**Element and region listings**:
%%
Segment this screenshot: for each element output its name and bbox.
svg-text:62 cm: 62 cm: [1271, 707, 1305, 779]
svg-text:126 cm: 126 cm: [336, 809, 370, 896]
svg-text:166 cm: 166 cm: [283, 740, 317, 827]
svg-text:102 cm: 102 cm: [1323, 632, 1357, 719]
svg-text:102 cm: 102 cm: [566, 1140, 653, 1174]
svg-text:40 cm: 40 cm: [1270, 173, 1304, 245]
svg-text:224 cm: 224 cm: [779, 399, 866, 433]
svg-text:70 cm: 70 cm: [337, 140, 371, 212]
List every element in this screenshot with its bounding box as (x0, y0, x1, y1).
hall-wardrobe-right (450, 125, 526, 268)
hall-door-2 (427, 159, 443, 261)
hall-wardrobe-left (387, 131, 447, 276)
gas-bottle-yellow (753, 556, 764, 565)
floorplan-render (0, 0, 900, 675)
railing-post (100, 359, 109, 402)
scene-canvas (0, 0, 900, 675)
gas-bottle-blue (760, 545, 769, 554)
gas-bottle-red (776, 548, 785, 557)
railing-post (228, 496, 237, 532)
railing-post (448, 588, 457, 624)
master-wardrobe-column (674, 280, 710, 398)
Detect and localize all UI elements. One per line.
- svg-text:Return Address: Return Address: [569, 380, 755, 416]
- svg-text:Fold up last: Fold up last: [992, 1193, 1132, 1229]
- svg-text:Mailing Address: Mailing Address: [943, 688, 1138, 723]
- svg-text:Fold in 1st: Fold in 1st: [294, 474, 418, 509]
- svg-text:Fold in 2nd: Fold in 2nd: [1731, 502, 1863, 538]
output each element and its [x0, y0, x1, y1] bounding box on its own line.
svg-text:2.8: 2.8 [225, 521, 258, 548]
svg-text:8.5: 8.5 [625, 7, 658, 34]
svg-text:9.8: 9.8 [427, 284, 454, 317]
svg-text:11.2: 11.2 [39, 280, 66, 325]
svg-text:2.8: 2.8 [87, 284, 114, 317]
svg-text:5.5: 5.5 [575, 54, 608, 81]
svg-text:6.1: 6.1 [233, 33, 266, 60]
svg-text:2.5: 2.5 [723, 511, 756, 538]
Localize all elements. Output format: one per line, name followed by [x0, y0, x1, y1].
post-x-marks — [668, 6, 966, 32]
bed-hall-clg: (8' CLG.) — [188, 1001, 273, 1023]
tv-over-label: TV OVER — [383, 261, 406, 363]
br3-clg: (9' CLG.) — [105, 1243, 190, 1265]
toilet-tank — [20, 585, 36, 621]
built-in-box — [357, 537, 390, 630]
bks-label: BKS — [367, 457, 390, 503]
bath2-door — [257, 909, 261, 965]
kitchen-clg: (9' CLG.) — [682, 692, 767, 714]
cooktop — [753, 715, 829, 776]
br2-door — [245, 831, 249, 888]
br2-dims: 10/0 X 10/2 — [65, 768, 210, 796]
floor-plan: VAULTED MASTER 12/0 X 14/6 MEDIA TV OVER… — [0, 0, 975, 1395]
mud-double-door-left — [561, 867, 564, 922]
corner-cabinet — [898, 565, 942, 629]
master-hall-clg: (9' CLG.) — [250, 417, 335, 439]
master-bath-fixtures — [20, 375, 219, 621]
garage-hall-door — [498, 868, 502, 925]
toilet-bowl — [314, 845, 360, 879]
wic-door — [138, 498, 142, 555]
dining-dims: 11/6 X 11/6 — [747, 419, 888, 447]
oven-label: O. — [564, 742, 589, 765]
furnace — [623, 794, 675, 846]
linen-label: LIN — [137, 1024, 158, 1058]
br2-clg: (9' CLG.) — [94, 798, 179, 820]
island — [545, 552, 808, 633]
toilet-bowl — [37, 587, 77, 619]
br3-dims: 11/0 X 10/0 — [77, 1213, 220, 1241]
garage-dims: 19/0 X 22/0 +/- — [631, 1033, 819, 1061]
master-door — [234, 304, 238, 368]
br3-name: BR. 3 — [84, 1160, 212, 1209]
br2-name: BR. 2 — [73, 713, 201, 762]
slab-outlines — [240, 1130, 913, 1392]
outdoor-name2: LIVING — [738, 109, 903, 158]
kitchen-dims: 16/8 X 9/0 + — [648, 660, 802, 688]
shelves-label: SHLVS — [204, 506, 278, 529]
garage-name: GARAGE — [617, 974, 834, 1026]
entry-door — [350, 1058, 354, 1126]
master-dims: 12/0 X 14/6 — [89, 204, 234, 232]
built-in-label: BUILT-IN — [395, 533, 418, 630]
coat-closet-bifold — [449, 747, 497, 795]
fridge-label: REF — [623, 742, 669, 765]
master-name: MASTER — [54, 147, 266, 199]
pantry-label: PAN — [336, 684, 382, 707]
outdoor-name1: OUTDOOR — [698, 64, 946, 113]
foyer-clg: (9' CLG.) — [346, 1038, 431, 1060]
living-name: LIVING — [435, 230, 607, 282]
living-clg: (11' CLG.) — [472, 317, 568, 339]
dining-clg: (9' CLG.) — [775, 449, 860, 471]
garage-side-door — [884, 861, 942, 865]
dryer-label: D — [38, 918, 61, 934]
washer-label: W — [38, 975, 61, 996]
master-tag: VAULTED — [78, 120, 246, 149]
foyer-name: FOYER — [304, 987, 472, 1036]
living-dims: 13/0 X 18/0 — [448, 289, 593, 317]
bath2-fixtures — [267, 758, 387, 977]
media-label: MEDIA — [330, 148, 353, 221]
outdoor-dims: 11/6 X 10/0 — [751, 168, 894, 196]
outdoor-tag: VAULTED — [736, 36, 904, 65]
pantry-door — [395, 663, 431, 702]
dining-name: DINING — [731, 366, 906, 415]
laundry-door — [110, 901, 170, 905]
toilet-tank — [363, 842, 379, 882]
%%
**INSTRUCTIONS FOR THE TASK**: Which lines in the entries above contain the word "bottle"? List each of them.

**SOLVED EXERCISE**:
gas-bottle-yellow (753, 556, 764, 565)
gas-bottle-blue (760, 545, 769, 554)
gas-bottle-red (776, 548, 785, 557)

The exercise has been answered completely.